[Data excerpts]
##############################
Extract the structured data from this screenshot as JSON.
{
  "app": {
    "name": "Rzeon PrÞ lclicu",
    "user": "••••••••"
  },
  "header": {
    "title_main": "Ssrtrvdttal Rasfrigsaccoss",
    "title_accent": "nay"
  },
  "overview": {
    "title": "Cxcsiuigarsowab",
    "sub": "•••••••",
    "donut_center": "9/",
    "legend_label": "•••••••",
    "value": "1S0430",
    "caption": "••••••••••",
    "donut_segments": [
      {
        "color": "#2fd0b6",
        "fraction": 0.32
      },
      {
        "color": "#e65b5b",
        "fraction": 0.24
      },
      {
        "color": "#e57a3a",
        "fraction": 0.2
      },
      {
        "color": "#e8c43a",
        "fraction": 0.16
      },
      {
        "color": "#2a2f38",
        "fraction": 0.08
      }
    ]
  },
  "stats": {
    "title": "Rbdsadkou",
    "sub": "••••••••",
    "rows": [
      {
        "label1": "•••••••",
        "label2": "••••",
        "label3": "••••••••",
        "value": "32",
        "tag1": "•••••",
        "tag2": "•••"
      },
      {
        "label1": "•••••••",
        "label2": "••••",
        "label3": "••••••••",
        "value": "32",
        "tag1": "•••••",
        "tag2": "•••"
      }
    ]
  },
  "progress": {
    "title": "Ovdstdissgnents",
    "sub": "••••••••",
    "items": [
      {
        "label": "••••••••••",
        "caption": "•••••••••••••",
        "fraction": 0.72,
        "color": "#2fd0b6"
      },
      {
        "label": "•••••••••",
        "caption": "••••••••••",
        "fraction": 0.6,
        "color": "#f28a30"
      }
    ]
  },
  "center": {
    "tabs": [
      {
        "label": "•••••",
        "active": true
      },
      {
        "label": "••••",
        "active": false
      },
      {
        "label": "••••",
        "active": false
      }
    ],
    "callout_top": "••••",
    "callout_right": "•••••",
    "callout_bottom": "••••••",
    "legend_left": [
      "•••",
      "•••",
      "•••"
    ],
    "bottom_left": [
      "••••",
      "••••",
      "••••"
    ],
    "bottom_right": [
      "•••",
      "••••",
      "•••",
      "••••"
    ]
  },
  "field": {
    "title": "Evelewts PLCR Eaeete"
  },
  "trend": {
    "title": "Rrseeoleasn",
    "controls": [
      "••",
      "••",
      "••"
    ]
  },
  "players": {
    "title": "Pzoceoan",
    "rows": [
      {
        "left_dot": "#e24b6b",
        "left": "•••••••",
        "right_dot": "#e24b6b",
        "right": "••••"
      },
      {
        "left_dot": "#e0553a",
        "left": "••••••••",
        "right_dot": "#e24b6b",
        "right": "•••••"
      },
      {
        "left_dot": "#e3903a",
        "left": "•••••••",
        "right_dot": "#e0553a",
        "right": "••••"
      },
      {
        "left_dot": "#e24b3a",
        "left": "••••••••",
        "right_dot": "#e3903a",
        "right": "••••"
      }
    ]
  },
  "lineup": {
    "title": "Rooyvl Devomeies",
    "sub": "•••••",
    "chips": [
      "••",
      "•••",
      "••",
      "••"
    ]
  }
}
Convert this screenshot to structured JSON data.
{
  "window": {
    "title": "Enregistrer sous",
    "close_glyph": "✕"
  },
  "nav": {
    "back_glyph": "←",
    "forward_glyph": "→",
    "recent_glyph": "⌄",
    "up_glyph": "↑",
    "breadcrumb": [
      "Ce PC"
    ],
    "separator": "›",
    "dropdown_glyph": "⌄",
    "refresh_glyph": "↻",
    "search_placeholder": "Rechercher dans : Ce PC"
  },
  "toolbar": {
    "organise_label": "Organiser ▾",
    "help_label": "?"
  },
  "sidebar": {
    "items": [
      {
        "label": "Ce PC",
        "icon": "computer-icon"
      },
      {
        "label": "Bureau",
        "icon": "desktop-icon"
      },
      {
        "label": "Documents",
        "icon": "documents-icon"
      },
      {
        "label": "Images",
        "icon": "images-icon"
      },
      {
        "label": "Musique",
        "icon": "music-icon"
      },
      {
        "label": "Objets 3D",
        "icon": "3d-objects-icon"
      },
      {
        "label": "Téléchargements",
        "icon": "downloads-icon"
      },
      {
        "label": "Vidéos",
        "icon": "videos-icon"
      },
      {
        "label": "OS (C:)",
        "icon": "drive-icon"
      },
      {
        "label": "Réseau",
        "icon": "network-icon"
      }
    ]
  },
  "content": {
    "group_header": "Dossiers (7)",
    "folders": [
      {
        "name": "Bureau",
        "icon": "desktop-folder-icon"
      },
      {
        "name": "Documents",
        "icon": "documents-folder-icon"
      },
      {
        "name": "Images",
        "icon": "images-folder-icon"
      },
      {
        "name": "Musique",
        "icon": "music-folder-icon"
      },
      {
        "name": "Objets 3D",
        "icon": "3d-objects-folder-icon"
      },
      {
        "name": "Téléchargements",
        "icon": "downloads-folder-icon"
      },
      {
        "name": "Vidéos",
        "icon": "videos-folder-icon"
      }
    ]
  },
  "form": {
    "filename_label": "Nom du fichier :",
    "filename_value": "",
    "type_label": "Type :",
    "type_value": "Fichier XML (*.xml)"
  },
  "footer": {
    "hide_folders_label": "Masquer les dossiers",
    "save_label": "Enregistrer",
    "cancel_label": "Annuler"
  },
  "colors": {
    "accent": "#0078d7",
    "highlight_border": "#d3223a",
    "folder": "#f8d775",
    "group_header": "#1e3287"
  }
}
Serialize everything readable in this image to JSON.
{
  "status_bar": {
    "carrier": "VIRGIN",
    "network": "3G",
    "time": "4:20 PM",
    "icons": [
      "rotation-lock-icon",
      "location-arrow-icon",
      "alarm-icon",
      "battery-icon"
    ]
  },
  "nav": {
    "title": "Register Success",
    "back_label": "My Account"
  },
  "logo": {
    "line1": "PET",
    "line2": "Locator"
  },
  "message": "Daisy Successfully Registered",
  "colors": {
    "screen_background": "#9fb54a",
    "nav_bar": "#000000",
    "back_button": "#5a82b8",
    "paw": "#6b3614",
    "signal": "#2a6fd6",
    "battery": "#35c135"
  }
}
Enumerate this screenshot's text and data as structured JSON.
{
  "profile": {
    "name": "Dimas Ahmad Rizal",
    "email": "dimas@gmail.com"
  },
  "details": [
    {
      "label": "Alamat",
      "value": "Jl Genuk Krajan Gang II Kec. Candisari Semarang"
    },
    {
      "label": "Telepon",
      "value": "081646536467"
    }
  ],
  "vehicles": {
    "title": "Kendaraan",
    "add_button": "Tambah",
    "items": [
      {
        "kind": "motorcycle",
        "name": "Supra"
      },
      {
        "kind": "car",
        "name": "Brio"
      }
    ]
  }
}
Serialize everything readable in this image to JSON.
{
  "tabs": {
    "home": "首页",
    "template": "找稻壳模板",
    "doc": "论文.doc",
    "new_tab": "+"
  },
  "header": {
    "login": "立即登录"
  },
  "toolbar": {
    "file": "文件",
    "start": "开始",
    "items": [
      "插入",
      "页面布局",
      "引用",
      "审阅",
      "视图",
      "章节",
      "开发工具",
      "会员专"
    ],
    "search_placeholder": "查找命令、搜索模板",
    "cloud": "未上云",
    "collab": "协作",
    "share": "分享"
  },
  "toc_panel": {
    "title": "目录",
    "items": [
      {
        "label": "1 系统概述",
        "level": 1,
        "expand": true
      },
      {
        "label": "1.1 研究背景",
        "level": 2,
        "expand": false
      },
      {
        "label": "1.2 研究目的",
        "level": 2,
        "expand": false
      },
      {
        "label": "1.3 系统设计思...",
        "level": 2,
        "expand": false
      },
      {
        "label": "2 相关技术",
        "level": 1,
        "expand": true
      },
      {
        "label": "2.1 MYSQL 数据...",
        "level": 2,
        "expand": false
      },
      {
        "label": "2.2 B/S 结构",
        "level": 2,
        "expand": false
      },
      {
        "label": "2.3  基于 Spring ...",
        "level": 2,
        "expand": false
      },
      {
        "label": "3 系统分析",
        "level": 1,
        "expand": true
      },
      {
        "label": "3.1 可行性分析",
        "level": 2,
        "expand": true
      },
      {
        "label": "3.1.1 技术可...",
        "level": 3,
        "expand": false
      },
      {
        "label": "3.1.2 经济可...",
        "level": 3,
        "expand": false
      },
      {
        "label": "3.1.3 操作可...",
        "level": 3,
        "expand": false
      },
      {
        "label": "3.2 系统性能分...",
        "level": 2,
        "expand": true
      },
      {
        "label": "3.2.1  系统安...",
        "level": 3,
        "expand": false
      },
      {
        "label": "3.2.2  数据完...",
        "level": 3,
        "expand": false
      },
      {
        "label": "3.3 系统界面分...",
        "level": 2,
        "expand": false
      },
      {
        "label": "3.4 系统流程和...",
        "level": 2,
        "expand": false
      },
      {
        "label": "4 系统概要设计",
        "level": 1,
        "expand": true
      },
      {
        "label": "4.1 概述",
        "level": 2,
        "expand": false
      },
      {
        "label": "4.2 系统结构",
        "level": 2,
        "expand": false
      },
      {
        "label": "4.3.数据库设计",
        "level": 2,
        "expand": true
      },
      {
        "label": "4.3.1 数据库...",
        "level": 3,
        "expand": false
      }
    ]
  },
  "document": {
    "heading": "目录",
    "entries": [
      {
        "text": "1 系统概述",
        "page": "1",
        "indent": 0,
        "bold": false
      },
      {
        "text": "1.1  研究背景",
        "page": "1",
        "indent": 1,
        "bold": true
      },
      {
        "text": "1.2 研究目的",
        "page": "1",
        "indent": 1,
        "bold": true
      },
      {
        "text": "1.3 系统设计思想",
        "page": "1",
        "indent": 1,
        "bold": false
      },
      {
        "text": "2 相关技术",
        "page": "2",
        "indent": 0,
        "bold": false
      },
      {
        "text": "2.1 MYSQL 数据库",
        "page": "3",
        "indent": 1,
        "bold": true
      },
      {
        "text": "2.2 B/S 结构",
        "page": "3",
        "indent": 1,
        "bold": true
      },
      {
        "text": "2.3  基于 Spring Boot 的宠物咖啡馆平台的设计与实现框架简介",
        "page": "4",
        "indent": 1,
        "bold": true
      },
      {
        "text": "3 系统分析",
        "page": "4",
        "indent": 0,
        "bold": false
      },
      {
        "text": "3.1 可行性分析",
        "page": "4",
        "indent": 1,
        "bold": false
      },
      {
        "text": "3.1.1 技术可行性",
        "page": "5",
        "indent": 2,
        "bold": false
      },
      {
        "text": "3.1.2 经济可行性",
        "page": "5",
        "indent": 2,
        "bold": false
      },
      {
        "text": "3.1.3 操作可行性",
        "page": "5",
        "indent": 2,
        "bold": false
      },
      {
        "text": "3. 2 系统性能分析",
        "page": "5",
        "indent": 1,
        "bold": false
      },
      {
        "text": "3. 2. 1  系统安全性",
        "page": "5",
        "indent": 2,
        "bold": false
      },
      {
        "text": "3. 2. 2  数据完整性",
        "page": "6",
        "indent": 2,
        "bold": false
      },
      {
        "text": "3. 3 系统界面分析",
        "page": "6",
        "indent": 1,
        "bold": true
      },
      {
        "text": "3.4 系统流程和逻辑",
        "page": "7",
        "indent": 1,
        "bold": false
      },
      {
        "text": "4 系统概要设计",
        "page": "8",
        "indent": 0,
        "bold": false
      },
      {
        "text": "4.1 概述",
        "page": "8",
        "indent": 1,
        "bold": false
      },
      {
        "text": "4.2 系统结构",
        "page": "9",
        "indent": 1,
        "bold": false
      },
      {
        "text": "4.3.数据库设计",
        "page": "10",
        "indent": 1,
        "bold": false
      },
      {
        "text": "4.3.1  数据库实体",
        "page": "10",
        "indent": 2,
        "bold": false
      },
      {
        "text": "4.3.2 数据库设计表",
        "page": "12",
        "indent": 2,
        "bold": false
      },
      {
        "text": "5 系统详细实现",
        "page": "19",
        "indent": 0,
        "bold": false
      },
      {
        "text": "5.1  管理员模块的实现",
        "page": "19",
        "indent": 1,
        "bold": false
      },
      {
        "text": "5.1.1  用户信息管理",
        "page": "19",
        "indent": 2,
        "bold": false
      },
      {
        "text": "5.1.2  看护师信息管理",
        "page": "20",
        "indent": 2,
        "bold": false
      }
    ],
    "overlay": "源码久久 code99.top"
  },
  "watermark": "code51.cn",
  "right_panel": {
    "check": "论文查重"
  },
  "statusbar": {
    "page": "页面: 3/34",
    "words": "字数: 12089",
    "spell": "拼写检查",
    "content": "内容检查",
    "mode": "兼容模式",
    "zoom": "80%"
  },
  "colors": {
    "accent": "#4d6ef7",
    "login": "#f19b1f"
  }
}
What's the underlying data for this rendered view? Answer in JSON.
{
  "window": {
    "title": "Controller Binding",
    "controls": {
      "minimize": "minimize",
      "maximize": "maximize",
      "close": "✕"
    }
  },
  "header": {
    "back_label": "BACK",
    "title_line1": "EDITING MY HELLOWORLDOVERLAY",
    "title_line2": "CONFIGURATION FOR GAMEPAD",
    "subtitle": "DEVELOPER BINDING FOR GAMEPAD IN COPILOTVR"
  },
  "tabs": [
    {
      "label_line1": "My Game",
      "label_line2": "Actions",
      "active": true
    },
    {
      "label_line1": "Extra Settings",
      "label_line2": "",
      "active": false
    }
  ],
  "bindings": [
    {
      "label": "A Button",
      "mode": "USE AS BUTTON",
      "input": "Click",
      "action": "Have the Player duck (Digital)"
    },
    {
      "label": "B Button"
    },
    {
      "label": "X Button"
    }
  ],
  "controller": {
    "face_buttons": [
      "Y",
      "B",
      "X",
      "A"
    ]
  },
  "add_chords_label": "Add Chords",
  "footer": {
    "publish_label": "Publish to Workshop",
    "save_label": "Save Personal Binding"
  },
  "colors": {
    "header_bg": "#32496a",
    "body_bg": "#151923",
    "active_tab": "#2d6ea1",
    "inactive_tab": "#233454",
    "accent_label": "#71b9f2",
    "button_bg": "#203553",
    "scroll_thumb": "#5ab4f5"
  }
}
##############################
**SET EXERCISE**
Copy out all lines above that include the string "Spring".

**TASK OUTPUT**
        "label": "2.3  基于 Spring ...",
        "text": "2.3  基于 Spring Boot 的宠物咖啡馆平台的设计与实现框架简介",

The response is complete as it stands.